- Materials provided -
——————

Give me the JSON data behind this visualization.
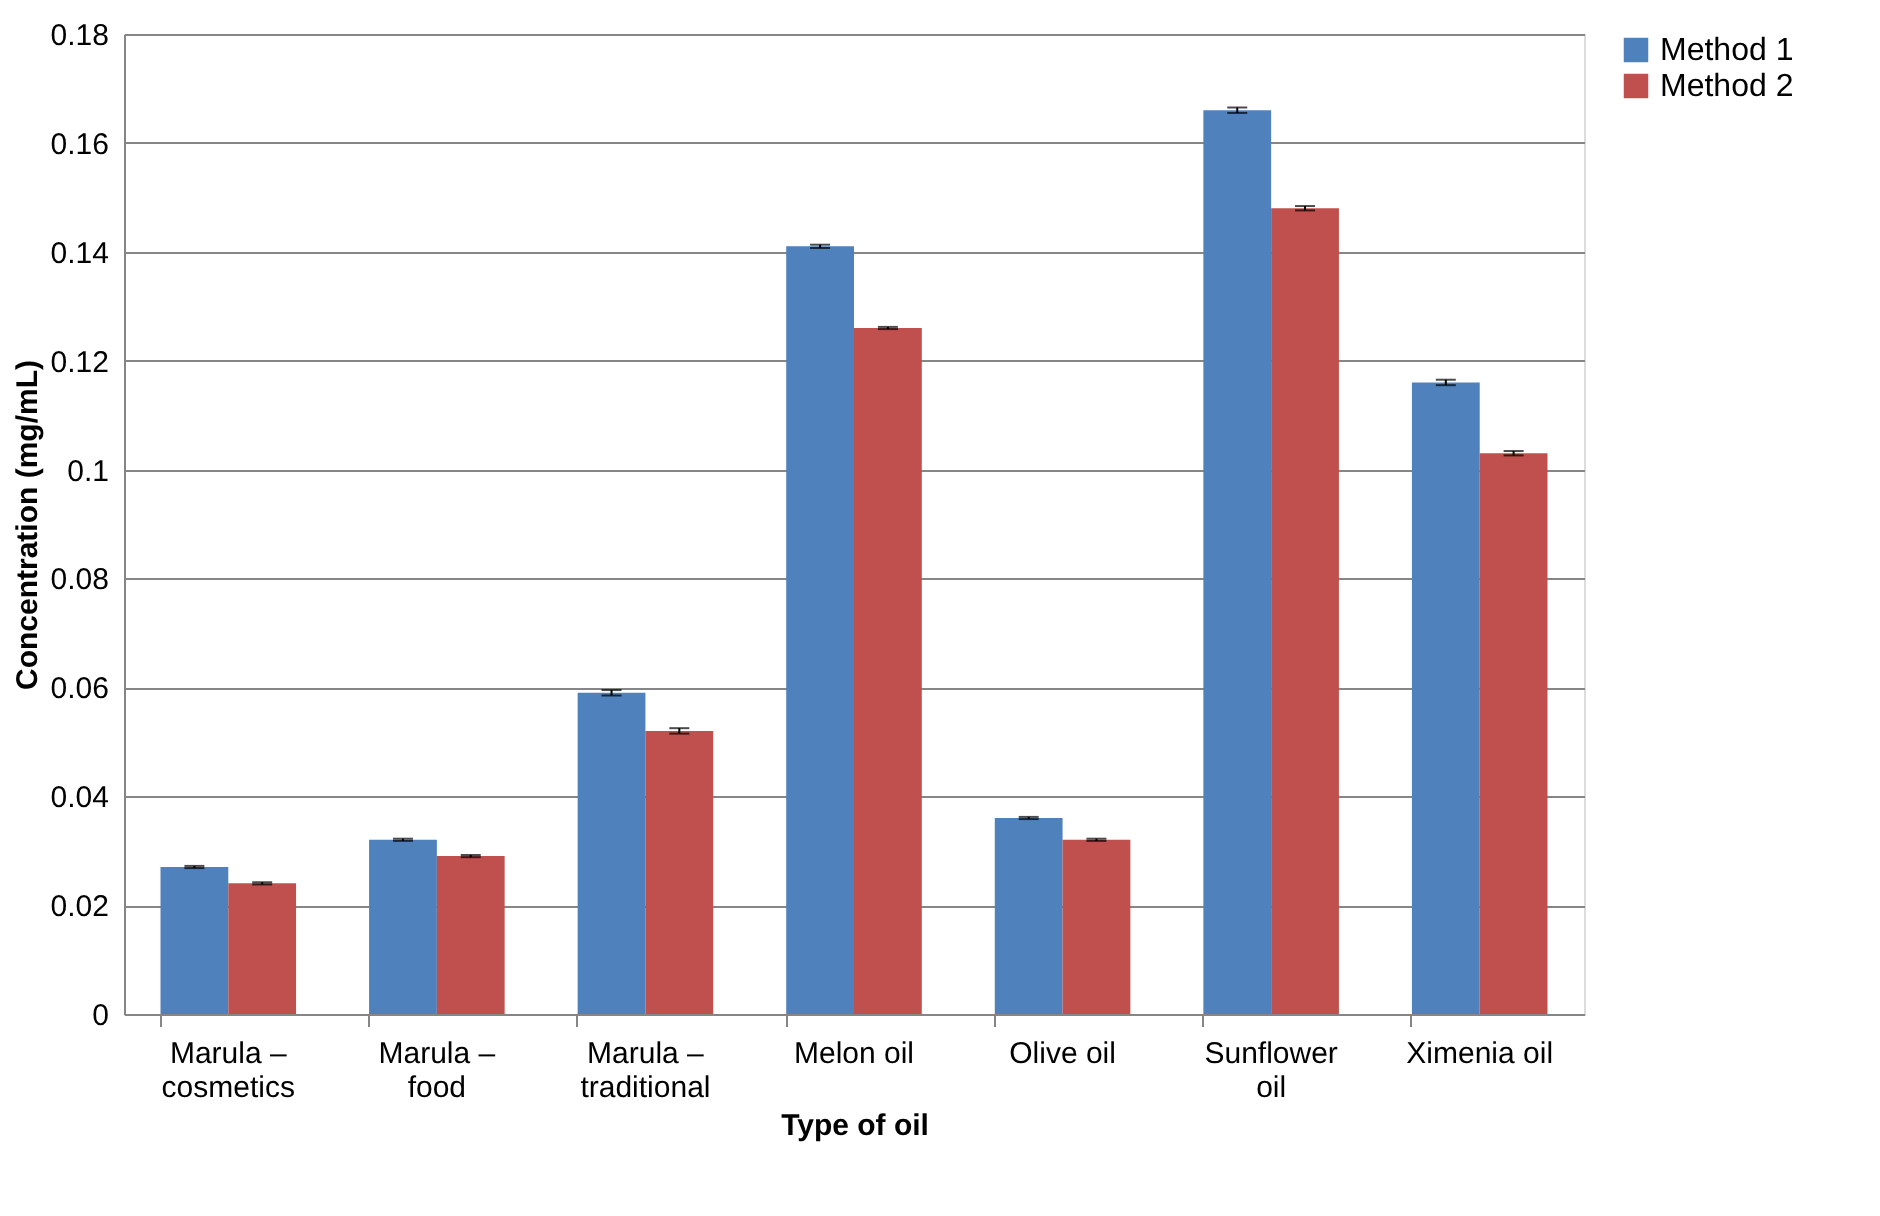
{
  "chart_data": {
    "type": "bar",
    "xlabel": "Type of oil",
    "ylabel": "Concentration (mg/mL)",
    "categories": [
      "Marula –\ncosmetics",
      "Marula –\nfood",
      "Marula –\ntraditional",
      "Melon oil",
      "Olive oil",
      "Sunflower\noil",
      "Ximenia oil"
    ],
    "series": [
      {
        "name": "Method 1",
        "color": "#4f81bd",
        "values": [
          0.027,
          0.032,
          0.059,
          0.141,
          0.036,
          0.166,
          0.116
        ],
        "errors": [
          0.0002,
          0.0002,
          0.0005,
          0.0003,
          0.0002,
          0.0005,
          0.0005
        ]
      },
      {
        "name": "Method 2",
        "color": "#c0504d",
        "values": [
          0.024,
          0.029,
          0.052,
          0.126,
          0.032,
          0.148,
          0.103
        ],
        "errors": [
          0.0002,
          0.0002,
          0.0005,
          0.0002,
          0.0002,
          0.0004,
          0.0004
        ]
      }
    ],
    "ylim": [
      0,
      0.18
    ],
    "yticks": [
      0,
      0.02,
      0.04,
      0.06,
      0.08,
      0.1,
      0.12,
      0.14,
      0.16,
      0.18
    ],
    "grid": "y",
    "legend": "right"
  }
}
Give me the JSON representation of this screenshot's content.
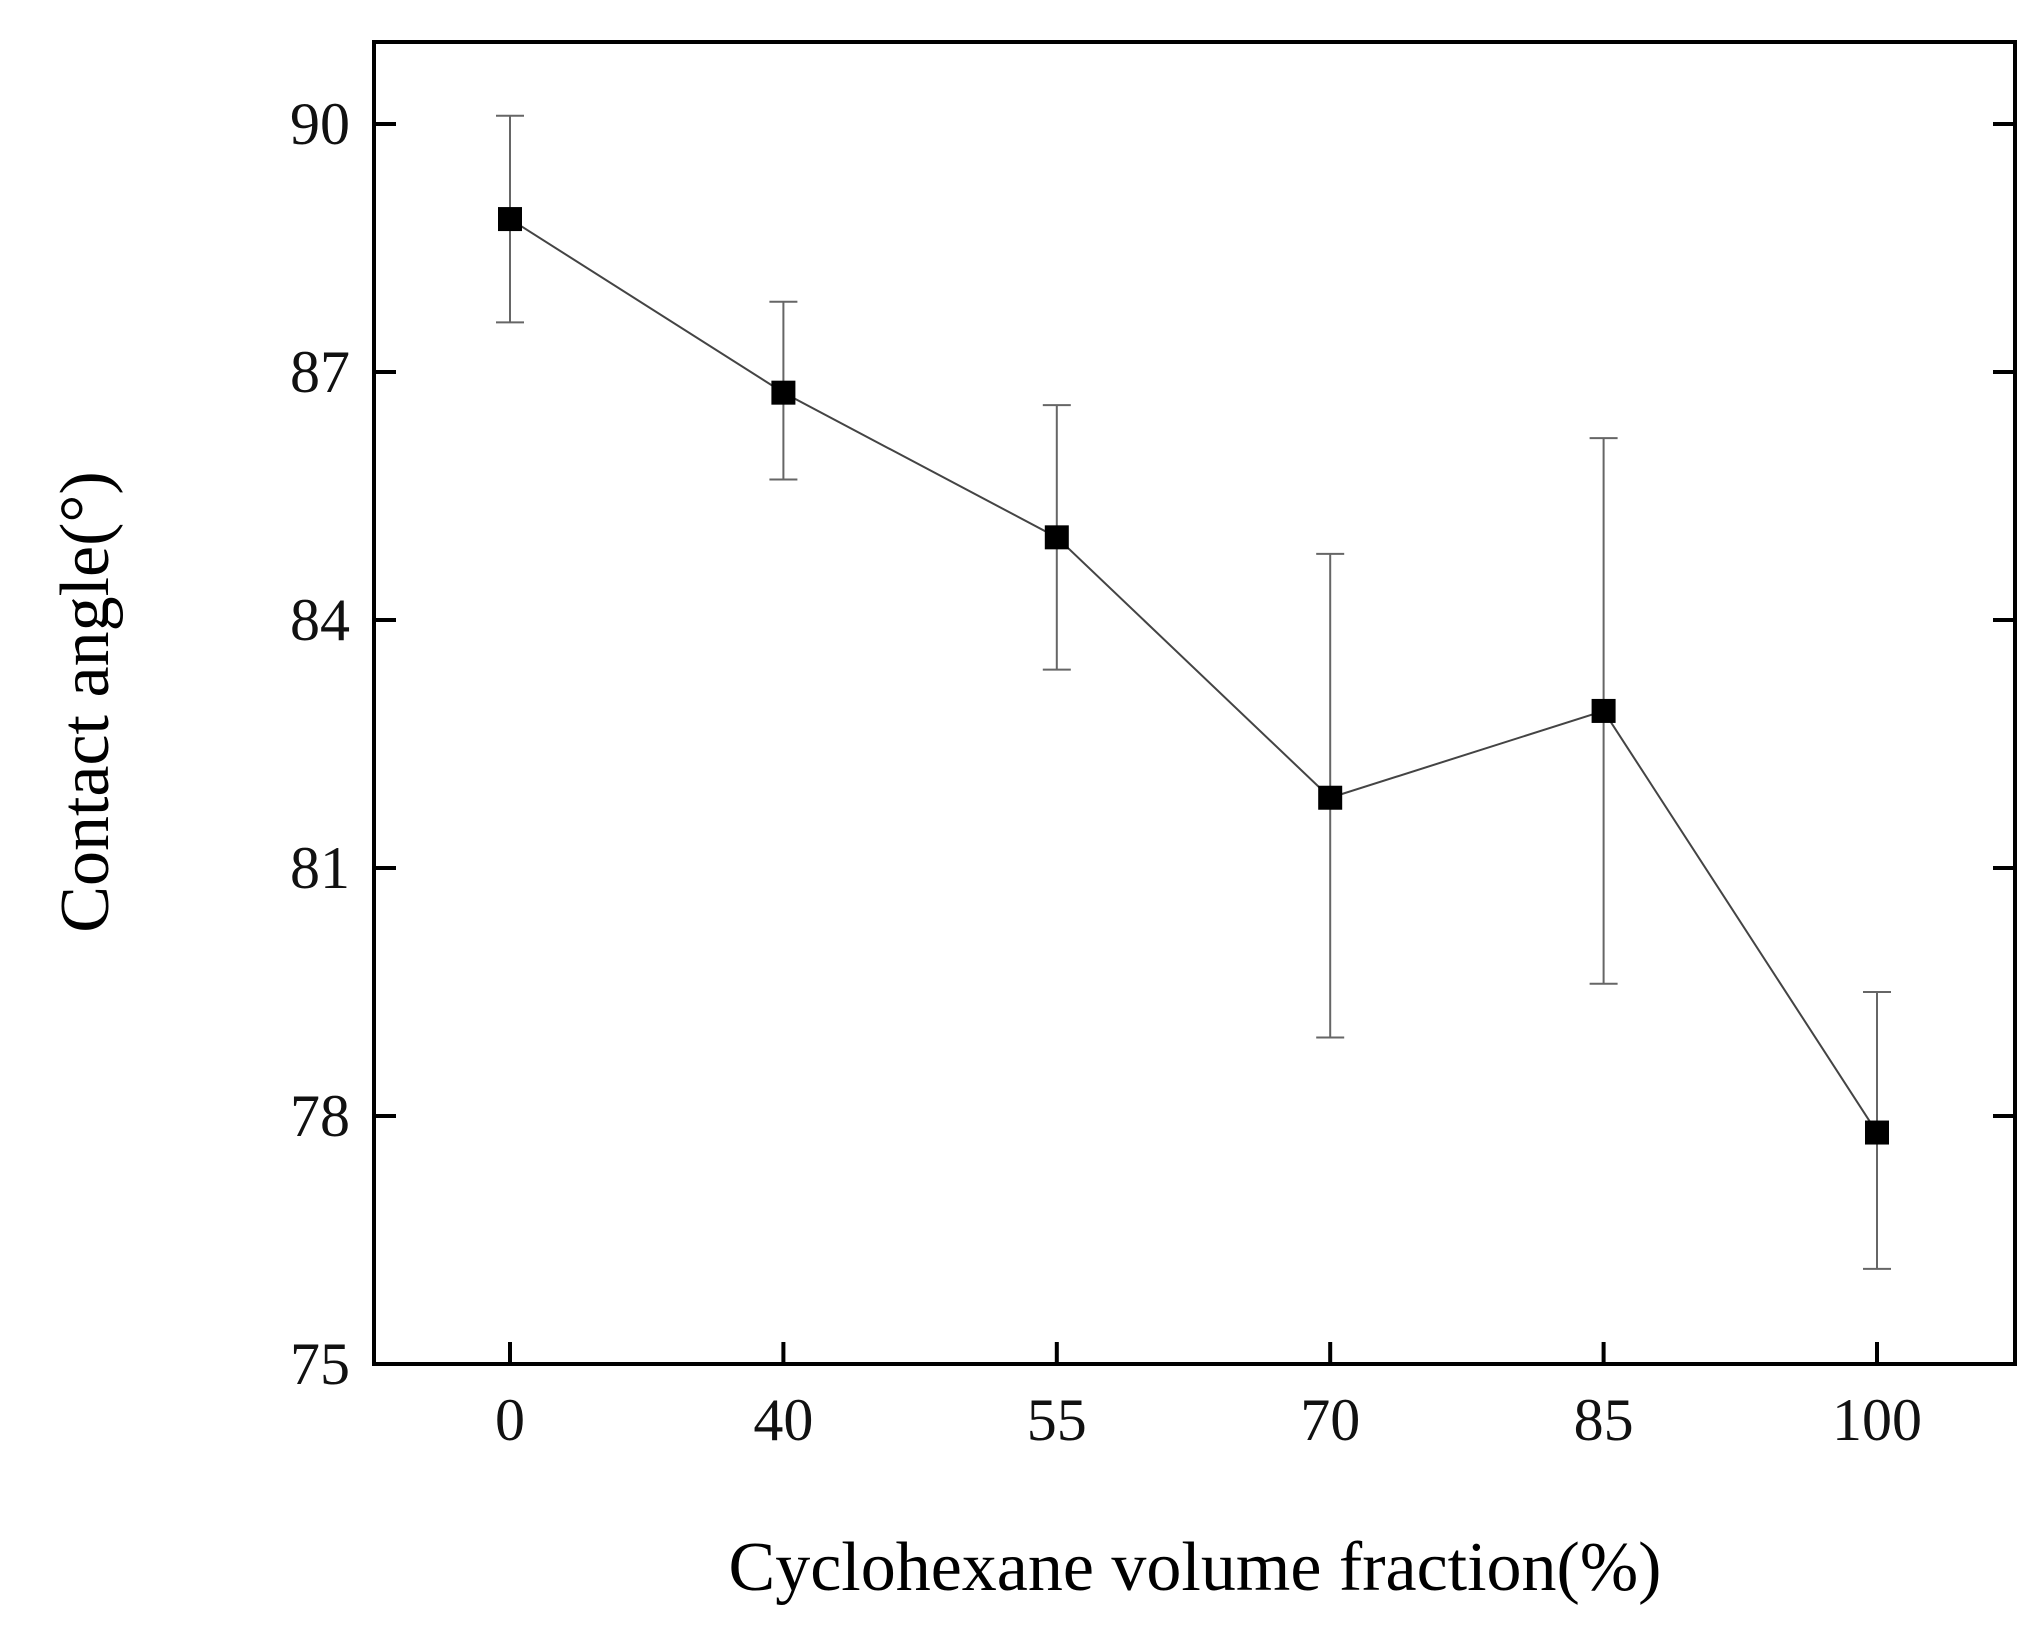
{
  "chart_data": {
    "type": "line",
    "title": "",
    "xlabel": "Cyclohexane volume fraction(%)",
    "ylabel": "Contact angle(°)",
    "categories": [
      "0",
      "40",
      "55",
      "70",
      "85",
      "100"
    ],
    "ylim": [
      75,
      91
    ],
    "yticks": [
      75,
      78,
      81,
      84,
      87,
      90
    ],
    "grid": false,
    "legend": "none",
    "marker": "square",
    "series": [
      {
        "values": [
          88.85,
          86.75,
          85.0,
          81.85,
          82.9,
          77.8
        ],
        "error_low": [
          87.6,
          85.7,
          83.4,
          78.95,
          79.6,
          76.15
        ],
        "error_high": [
          90.1,
          87.85,
          86.6,
          84.8,
          86.2,
          79.5
        ],
        "color": "#000000"
      }
    ],
    "colors": {
      "axis": "#000000",
      "line": "#444444",
      "errorbar": "#666666",
      "marker": "#000000"
    }
  }
}
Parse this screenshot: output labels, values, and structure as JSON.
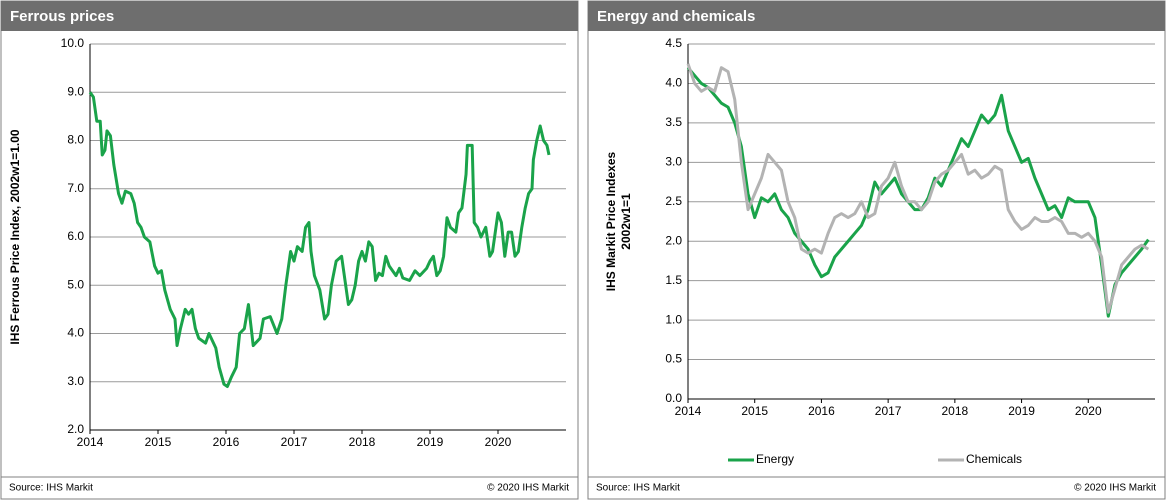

——————

- The problem -
Give the material again exactly as it is, but keep the pictures out.

- Completed exercise -
Give me the JSON data behind this visualization.
{
  "chart_data": {
    "type": "bar",
    "xlabel": "Type of oil",
    "ylabel": "Concentration (mg/mL)",
    "categories": [
      "Marula –\ncosmetics",
      "Marula –\nfood",
      "Marula –\ntraditional",
      "Melon oil",
      "Olive oil",
      "Sunflower\noil",
      "Ximenia oil"
    ],
    "series": [
      {
        "name": "Method 1",
        "color": "#4f81bd",
        "values": [
          0.027,
          0.032,
          0.059,
          0.141,
          0.036,
          0.166,
          0.116
        ],
        "errors": [
          0.0002,
          0.0002,
          0.0005,
          0.0003,
          0.0002,
          0.0005,
          0.0005
        ]
      },
      {
        "name": "Method 2",
        "color": "#c0504d",
        "values": [
          0.024,
          0.029,
          0.052,
          0.126,
          0.032,
          0.148,
          0.103
        ],
        "errors": [
          0.0002,
          0.0002,
          0.0005,
          0.0002,
          0.0002,
          0.0004,
          0.0004
        ]
      }
    ],
    "ylim": [
      0,
      0.18
    ],
    "yticks": [
      0,
      0.02,
      0.04,
      0.06,
      0.08,
      0.1,
      0.12,
      0.14,
      0.16,
      0.18
    ],
    "grid": "y",
    "legend": "right"
  }
}
Give me the JSON representation of this screenshot's content.
{
  "chart_data": {
    "type": "line",
    "title": "",
    "xlabel": "Cyclohexane volume fraction(%)",
    "ylabel": "Contact angle(°)",
    "categories": [
      "0",
      "40",
      "55",
      "70",
      "85",
      "100"
    ],
    "ylim": [
      75,
      91
    ],
    "yticks": [
      75,
      78,
      81,
      84,
      87,
      90
    ],
    "grid": false,
    "legend": "none",
    "marker": "square",
    "series": [
      {
        "values": [
          88.85,
          86.75,
          85.0,
          81.85,
          82.9,
          77.8
        ],
        "error_low": [
          87.6,
          85.7,
          83.4,
          78.95,
          79.6,
          76.15
        ],
        "error_high": [
          90.1,
          87.85,
          86.6,
          84.8,
          86.2,
          79.5
        ],
        "color": "#000000"
      }
    ],
    "colors": {
      "axis": "#000000",
      "line": "#444444",
      "errorbar": "#666666",
      "marker": "#000000"
    }
  }
}
Parse this screenshot: output labels, values, and structure as JSON.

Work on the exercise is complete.